Exercise goal => Transcribe each line exactly.

[Lines of data]
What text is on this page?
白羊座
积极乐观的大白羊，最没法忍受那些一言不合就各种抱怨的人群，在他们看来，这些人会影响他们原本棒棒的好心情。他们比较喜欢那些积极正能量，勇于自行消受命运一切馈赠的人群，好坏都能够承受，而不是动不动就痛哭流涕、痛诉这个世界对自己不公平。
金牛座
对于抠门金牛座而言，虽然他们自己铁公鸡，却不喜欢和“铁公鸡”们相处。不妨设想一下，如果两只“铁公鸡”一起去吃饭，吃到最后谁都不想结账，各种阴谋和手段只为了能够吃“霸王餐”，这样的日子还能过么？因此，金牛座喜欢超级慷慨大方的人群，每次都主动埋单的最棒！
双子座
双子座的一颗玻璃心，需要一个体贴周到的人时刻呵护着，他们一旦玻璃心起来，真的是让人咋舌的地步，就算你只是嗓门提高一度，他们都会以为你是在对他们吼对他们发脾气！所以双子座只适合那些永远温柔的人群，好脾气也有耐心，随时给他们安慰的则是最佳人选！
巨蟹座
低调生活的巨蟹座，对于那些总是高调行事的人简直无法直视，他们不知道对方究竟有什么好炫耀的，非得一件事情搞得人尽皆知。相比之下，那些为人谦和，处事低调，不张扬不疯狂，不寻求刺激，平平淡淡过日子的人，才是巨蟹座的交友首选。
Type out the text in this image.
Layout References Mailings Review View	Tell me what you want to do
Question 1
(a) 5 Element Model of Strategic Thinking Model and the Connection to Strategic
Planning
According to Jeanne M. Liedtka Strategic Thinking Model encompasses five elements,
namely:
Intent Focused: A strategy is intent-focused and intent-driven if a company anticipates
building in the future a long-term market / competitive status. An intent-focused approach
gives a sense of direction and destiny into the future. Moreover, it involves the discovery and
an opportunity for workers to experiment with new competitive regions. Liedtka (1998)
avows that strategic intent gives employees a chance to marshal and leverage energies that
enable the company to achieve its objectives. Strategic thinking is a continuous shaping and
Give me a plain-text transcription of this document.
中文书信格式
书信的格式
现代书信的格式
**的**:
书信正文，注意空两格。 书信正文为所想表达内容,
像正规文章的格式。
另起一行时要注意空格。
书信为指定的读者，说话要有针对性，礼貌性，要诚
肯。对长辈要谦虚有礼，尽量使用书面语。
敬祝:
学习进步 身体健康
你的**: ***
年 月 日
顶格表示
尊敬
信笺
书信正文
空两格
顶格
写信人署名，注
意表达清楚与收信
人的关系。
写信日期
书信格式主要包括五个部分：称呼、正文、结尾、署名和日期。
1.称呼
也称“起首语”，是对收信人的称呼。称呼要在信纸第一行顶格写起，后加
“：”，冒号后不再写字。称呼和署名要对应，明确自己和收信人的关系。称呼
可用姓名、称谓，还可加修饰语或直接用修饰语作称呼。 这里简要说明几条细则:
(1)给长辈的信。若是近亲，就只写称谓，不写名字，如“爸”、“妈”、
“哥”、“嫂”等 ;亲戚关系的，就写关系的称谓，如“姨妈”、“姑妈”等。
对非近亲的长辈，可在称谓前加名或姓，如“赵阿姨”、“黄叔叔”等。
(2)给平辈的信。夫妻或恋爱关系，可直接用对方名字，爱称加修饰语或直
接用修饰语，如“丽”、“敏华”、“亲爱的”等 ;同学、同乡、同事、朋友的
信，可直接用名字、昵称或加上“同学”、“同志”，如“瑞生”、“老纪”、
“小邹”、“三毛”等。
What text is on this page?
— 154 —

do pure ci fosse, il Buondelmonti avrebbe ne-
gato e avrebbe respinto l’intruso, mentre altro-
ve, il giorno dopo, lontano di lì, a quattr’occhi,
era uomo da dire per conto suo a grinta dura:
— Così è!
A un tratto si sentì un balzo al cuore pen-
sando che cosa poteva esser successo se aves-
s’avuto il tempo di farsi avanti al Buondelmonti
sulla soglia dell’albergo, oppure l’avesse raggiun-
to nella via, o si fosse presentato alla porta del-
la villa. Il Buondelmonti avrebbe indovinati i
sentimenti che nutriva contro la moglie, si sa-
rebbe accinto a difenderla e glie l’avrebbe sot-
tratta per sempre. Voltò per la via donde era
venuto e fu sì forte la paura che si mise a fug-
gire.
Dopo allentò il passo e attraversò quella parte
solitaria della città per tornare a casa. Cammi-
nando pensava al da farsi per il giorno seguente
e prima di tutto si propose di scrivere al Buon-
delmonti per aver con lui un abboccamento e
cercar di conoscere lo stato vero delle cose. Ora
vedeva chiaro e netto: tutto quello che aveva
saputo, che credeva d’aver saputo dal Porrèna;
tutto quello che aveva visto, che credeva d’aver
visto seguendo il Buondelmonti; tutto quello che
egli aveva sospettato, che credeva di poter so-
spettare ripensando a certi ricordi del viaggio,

Answer in full =>
What text is on this page?
白羊座
积极乐观的大白羊，最没法忍受那些一言不合就各种抱怨的人群，在他们看来，这些人会影响他们原本棒棒的好心情。他们比较喜欢那些积极正能量，勇于自行消受命运一切馈赠的人群，好坏都能够承受，而不是动不动就痛哭流涕、痛诉这个世界对自己不公平。
金牛座
对于抠门金牛座而言，虽然他们自己铁公鸡，却不喜欢和“铁公鸡”们相处。不妨设想一下，如果两只“铁公鸡”一起去吃饭，吃到最后谁都不想结账，各种阴谋和手段只为了能够吃“霸王餐”，这样的日子还能过么？因此，金牛座喜欢超级慷慨大方的人群，每次都主动埋单的最棒！
双子座
双子座的一颗玻璃心，需要一个体贴周到的人时刻呵护着，他们一旦玻璃心起来，真的是让人咋舌的地步，就算你只是嗓门提高一度，他们都会以为你是在对他们吼对他们发脾气！所以双子座只适合那些永远温柔的人群，好脾气也有耐心，随时给他们安慰的则是最佳人选！
巨蟹座
低调生活的巨蟹座，对于那些总是高调行事的人简直无法直视，他们不知道对方究竟有什么好炫耀的，非得一件事情搞得人尽皆知。相比之下，那些为人谦和，处事低调，不张扬不疯狂，不寻求刺激，平平淡淡过日子的人，才是巨蟹座的交友首选。
Type out the text in this image.
Layout References Mailings Review View	Tell me what you want to do
Question 1
(a) 5 Element Model of Strategic Thinking Model and the Connection to Strategic
Planning
According to Jeanne M. Liedtka Strategic Thinking Model encompasses five elements,
namely:
Intent Focused: A strategy is intent-focused and intent-driven if a company anticipates
building in the future a long-term market / competitive status. An intent-focused approach
gives a sense of direction and destiny into the future. Moreover, it involves the discovery and
an opportunity for workers to experiment with new competitive regions. Liedtka (1998)
avows that strategic intent gives employees a chance to marshal and leverage energies that
enable the company to achieve its objectives. Strategic thinking is a continuous shaping and
Give me a plain-text transcription of this document.
中文书信格式
书信的格式
现代书信的格式
**的**:
书信正文，注意空两格。 书信正文为所想表达内容,
像正规文章的格式。
另起一行时要注意空格。
书信为指定的读者，说话要有针对性，礼貌性，要诚
肯。对长辈要谦虚有礼，尽量使用书面语。
敬祝:
学习进步 身体健康
你的**: ***
年 月 日
顶格表示
尊敬
信笺
书信正文
空两格
顶格
写信人署名，注
意表达清楚与收信
人的关系。
写信日期
书信格式主要包括五个部分：称呼、正文、结尾、署名和日期。
1.称呼
也称“起首语”，是对收信人的称呼。称呼要在信纸第一行顶格写起，后加
“：”，冒号后不再写字。称呼和署名要对应，明确自己和收信人的关系。称呼
可用姓名、称谓，还可加修饰语或直接用修饰语作称呼。 这里简要说明几条细则:
(1)给长辈的信。若是近亲，就只写称谓，不写名字，如“爸”、“妈”、
“哥”、“嫂”等 ;亲戚关系的，就写关系的称谓，如“姨妈”、“姑妈”等。
对非近亲的长辈，可在称谓前加名或姓，如“赵阿姨”、“黄叔叔”等。
(2)给平辈的信。夫妻或恋爱关系，可直接用对方名字，爱称加修饰语或直
接用修饰语，如“丽”、“敏华”、“亲爱的”等 ;同学、同乡、同事、朋友的
信，可直接用名字、昵称或加上“同学”、“同志”，如“瑞生”、“老纪”、
“小邹”、“三毛”等。
What text is on this page?
— 154 —

do pure ci fosse, il Buondelmonti avrebbe ne-
gato e avrebbe respinto l’intruso, mentre altro-
ve, il giorno dopo, lontano di lì, a quattr’occhi,
era uomo da dire per conto suo a grinta dura:
— Così è!
A un tratto si sentì un balzo al cuore pen-
sando che cosa poteva esser successo se aves-
s’avuto il tempo di farsi avanti al Buondelmonti
sulla soglia dell’albergo, oppure l’avesse raggiun-
to nella via, o si fosse presentato alla porta del-
la villa. Il Buondelmonti avrebbe indovinati i
sentimenti che nutriva contro la moglie, si sa-
rebbe accinto a difenderla e glie l’avrebbe sot-
tratta per sempre. Voltò per la via donde era
venuto e fu sì forte la paura che si mise a fug-
gire.
Dopo allentò il passo e attraversò quella parte
solitaria della città per tornare a casa. Cammi-
nando pensava al da farsi per il giorno seguente
e prima di tutto si propose di scrivere al Buon-
delmonti per aver con lui un abboccamento e
cercar di conoscere lo stato vero delle cose. Ora
vedeva chiaro e netto: tutto quello che aveva
saputo, che credeva d’aver saputo dal Porrèna;
tutto quello che aveva visto, che credeva d’aver
visto seguendo il Buondelmonti; tutto quello che
egli aveva sospettato, che credeva di poter so-
spettare ripensando a certi ricordi del viaggio,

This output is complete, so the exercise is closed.